DATA IN THIS EXERCISE ▸
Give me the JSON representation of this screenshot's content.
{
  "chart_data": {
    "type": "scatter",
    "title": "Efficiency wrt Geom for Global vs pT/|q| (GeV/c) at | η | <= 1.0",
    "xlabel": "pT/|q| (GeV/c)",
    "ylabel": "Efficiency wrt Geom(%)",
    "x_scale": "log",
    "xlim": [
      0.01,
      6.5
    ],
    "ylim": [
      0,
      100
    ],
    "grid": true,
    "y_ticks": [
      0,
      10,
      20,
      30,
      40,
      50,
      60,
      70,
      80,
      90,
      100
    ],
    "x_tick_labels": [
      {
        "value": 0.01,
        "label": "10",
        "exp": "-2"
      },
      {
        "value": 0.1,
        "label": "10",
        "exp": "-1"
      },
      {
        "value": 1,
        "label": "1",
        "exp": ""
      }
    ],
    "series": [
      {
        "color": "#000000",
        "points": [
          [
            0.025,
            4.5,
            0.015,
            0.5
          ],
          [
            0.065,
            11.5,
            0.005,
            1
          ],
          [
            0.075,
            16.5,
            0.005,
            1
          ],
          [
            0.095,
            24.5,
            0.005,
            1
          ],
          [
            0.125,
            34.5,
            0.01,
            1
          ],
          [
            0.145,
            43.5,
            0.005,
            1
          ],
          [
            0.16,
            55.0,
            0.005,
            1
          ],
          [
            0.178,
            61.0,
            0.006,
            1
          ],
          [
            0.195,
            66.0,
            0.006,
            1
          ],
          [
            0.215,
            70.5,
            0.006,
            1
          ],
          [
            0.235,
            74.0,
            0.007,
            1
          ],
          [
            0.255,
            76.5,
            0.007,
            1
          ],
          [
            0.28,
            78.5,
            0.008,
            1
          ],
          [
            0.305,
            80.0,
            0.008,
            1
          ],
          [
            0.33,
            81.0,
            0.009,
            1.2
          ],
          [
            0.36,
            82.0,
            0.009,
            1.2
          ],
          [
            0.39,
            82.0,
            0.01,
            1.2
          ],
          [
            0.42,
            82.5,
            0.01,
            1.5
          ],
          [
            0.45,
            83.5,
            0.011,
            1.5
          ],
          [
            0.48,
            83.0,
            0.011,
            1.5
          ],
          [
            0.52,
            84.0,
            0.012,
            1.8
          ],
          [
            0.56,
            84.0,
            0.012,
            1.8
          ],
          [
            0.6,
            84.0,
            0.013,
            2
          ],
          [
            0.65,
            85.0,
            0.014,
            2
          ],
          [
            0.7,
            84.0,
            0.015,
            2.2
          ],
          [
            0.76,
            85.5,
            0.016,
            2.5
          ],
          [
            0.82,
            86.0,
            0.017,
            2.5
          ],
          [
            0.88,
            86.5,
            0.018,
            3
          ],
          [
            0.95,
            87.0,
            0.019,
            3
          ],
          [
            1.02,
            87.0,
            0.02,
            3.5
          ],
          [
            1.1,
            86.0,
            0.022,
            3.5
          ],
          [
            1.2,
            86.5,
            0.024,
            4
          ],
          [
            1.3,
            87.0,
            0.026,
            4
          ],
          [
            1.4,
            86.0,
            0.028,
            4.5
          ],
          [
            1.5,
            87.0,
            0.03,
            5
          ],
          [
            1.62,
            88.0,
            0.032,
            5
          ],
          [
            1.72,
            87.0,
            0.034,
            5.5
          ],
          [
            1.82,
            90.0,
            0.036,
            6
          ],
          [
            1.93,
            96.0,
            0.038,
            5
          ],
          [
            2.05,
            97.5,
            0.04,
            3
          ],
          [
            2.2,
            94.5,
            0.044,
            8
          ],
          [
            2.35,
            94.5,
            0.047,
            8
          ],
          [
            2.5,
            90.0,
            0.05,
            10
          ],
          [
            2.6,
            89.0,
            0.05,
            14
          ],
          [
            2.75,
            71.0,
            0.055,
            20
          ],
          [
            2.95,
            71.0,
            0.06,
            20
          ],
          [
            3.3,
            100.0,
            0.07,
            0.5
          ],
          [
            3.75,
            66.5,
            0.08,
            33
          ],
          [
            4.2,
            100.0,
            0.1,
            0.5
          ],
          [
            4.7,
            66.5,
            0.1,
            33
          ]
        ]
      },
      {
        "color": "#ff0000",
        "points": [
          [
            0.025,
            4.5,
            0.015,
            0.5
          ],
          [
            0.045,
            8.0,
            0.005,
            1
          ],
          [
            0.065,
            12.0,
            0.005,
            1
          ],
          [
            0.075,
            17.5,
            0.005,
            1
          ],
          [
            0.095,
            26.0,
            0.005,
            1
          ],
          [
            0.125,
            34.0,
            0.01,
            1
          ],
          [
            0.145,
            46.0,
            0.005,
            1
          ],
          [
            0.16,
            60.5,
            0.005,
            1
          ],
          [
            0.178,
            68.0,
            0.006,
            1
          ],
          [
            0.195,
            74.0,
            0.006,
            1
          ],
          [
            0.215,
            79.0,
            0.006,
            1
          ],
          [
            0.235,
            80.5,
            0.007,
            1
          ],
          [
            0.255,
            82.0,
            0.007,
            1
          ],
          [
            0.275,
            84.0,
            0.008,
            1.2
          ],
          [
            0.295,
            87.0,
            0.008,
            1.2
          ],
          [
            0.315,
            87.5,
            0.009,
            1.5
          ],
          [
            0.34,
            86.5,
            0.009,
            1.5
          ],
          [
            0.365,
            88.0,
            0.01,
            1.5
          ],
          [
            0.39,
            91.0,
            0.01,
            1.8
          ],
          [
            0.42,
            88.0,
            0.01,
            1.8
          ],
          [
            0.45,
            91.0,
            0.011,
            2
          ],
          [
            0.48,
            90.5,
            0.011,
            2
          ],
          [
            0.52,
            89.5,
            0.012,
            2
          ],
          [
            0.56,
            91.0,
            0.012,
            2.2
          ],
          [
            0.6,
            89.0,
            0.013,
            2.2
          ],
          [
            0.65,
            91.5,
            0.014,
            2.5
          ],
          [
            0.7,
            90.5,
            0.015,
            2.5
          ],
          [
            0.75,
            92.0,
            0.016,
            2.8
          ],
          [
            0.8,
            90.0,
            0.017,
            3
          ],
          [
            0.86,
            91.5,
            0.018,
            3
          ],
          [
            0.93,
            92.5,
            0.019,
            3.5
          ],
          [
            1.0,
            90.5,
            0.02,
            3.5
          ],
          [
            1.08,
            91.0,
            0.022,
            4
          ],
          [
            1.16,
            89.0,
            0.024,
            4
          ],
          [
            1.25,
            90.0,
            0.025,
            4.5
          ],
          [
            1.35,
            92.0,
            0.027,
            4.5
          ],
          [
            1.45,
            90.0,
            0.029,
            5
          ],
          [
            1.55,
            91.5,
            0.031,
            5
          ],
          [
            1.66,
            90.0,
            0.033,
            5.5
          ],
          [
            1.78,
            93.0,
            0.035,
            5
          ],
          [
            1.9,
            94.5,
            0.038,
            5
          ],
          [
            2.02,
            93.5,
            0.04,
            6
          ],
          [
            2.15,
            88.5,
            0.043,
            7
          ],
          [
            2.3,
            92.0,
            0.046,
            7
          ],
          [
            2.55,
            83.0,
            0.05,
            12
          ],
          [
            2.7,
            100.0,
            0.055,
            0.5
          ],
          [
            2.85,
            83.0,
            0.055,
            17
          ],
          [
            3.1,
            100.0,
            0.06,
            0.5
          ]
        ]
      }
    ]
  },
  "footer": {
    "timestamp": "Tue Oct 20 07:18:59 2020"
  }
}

DESCRIPTION OF THE TASK ▸
Reproduce the records word for word.

EXERCISE SOLUTION ▸
Give me the JSON representation of this screenshot's content.
{
  "chart_data": {
    "type": "scatter",
    "title": "Efficiency wrt Geom for Global vs pT/|q| (GeV/c) at | η | <= 1.0",
    "xlabel": "pT/|q| (GeV/c)",
    "ylabel": "Efficiency wrt Geom(%)",
    "x_scale": "log",
    "xlim": [
      0.01,
      6.5
    ],
    "ylim": [
      0,
      100
    ],
    "grid": true,
    "y_ticks": [
      0,
      10,
      20,
      30,
      40,
      50,
      60,
      70,
      80,
      90,
      100
    ],
    "x_tick_labels": [
      {
        "value": 0.01,
        "label": "10",
        "exp": "-2"
      },
      {
        "value": 0.1,
        "label": "10",
        "exp": "-1"
      },
      {
        "value": 1,
        "label": "1",
        "exp": ""
      }
    ],
    "series": [
      {
        "color": "#000000",
        "points": [
          [
            0.025,
            4.5,
            0.015,
            0.5
          ],
          [
            0.065,
            11.5,
            0.005,
            1
          ],
          [
            0.075,
            16.5,
            0.005,
            1
          ],
          [
            0.095,
            24.5,
            0.005,
            1
          ],
          [
            0.125,
            34.5,
            0.01,
            1
          ],
          [
            0.145,
            43.5,
            0.005,
            1
          ],
          [
            0.16,
            55.0,
            0.005,
            1
          ],
          [
            0.178,
            61.0,
            0.006,
            1
          ],
          [
            0.195,
            66.0,
            0.006,
            1
          ],
          [
            0.215,
            70.5,
            0.006,
            1
          ],
          [
            0.235,
            74.0,
            0.007,
            1
          ],
          [
            0.255,
            76.5,
            0.007,
            1
          ],
          [
            0.28,
            78.5,
            0.008,
            1
          ],
          [
            0.305,
            80.0,
            0.008,
            1
          ],
          [
            0.33,
            81.0,
            0.009,
            1.2
          ],
          [
            0.36,
            82.0,
            0.009,
            1.2
          ],
          [
            0.39,
            82.0,
            0.01,
            1.2
          ],
          [
            0.42,
            82.5,
            0.01,
            1.5
          ],
          [
            0.45,
            83.5,
            0.011,
            1.5
          ],
          [
            0.48,
            83.0,
            0.011,
            1.5
          ],
          [
            0.52,
            84.0,
            0.012,
            1.8
          ],
          [
            0.56,
            84.0,
            0.012,
            1.8
          ],
          [
            0.6,
            84.0,
            0.013,
            2
          ],
          [
            0.65,
            85.0,
            0.014,
            2
          ],
          [
            0.7,
            84.0,
            0.015,
            2.2
          ],
          [
            0.76,
            85.5,
            0.016,
            2.5
          ],
          [
            0.82,
            86.0,
            0.017,
            2.5
          ],
          [
            0.88,
            86.5,
            0.018,
            3
          ],
          [
            0.95,
            87.0,
            0.019,
            3
          ],
          [
            1.02,
            87.0,
            0.02,
            3.5
          ],
          [
            1.1,
            86.0,
            0.022,
            3.5
          ],
          [
            1.2,
            86.5,
            0.024,
            4
          ],
          [
            1.3,
            87.0,
            0.026,
            4
          ],
          [
            1.4,
            86.0,
            0.028,
            4.5
          ],
          [
            1.5,
            87.0,
            0.03,
            5
          ],
          [
            1.62,
            88.0,
            0.032,
            5
          ],
          [
            1.72,
            87.0,
            0.034,
            5.5
          ],
          [
            1.82,
            90.0,
            0.036,
            6
          ],
          [
            1.93,
            96.0,
            0.038,
            5
          ],
          [
            2.05,
            97.5,
            0.04,
            3
          ],
          [
            2.2,
            94.5,
            0.044,
            8
          ],
          [
            2.35,
            94.5,
            0.047,
            8
          ],
          [
            2.5,
            90.0,
            0.05,
            10
          ],
          [
            2.6,
            89.0,
            0.05,
            14
          ],
          [
            2.75,
            71.0,
            0.055,
            20
          ],
          [
            2.95,
            71.0,
            0.06,
            20
          ],
          [
            3.3,
            100.0,
            0.07,
            0.5
          ],
          [
            3.75,
            66.5,
            0.08,
            33
          ],
          [
            4.2,
            100.0,
            0.1,
            0.5
          ],
          [
            4.7,
            66.5,
            0.1,
            33
          ]
        ]
      },
      {
        "color": "#ff0000",
        "points": [
          [
            0.025,
            4.5,
            0.015,
            0.5
          ],
          [
            0.045,
            8.0,
            0.005,
            1
          ],
          [
            0.065,
            12.0,
            0.005,
            1
          ],
          [
            0.075,
            17.5,
            0.005,
            1
          ],
          [
            0.095,
            26.0,
            0.005,
            1
          ],
          [
            0.125,
            34.0,
            0.01,
            1
          ],
          [
            0.145,
            46.0,
            0.005,
            1
          ],
          [
            0.16,
            60.5,
            0.005,
            1
          ],
          [
            0.178,
            68.0,
            0.006,
            1
          ],
          [
            0.195,
            74.0,
            0.006,
            1
          ],
          [
            0.215,
            79.0,
            0.006,
            1
          ],
          [
            0.235,
            80.5,
            0.007,
            1
          ],
          [
            0.255,
            82.0,
            0.007,
            1
          ],
          [
            0.275,
            84.0,
            0.008,
            1.2
          ],
          [
            0.295,
            87.0,
            0.008,
            1.2
          ],
          [
            0.315,
            87.5,
            0.009,
            1.5
          ],
          [
            0.34,
            86.5,
            0.009,
            1.5
          ],
          [
            0.365,
            88.0,
            0.01,
            1.5
          ],
          [
            0.39,
            91.0,
            0.01,
            1.8
          ],
          [
            0.42,
            88.0,
            0.01,
            1.8
          ],
          [
            0.45,
            91.0,
            0.011,
            2
          ],
          [
            0.48,
            90.5,
            0.011,
            2
          ],
          [
            0.52,
            89.5,
            0.012,
            2
          ],
          [
            0.56,
            91.0,
            0.012,
            2.2
          ],
          [
            0.6,
            89.0,
            0.013,
            2.2
          ],
          [
            0.65,
            91.5,
            0.014,
            2.5
          ],
          [
            0.7,
            90.5,
            0.015,
            2.5
          ],
          [
            0.75,
            92.0,
            0.016,
            2.8
          ],
          [
            0.8,
            90.0,
            0.017,
            3
          ],
          [
            0.86,
            91.5,
            0.018,
            3
          ],
          [
            0.93,
            92.5,
            0.019,
            3.5
          ],
          [
            1.0,
            90.5,
            0.02,
            3.5
          ],
          [
            1.08,
            91.0,
            0.022,
            4
          ],
          [
            1.16,
            89.0,
            0.024,
            4
          ],
          [
            1.25,
            90.0,
            0.025,
            4.5
          ],
          [
            1.35,
            92.0,
            0.027,
            4.5
          ],
          [
            1.45,
            90.0,
            0.029,
            5
          ],
          [
            1.55,
            91.5,
            0.031,
            5
          ],
          [
            1.66,
            90.0,
            0.033,
            5.5
          ],
          [
            1.78,
            93.0,
            0.035,
            5
          ],
          [
            1.9,
            94.5,
            0.038,
            5
          ],
          [
            2.02,
            93.5,
            0.04,
            6
          ],
          [
            2.15,
            88.5,
            0.043,
            7
          ],
          [
            2.3,
            92.0,
            0.046,
            7
          ],
          [
            2.55,
            83.0,
            0.05,
            12
          ],
          [
            2.7,
            100.0,
            0.055,
            0.5
          ],
          [
            2.85,
            83.0,
            0.055,
            17
          ],
          [
            3.1,
            100.0,
            0.06,
            0.5
          ]
        ]
      }
    ]
  },
  "footer": {
    "timestamp": "Tue Oct 20 07:18:59 2020"
  }
}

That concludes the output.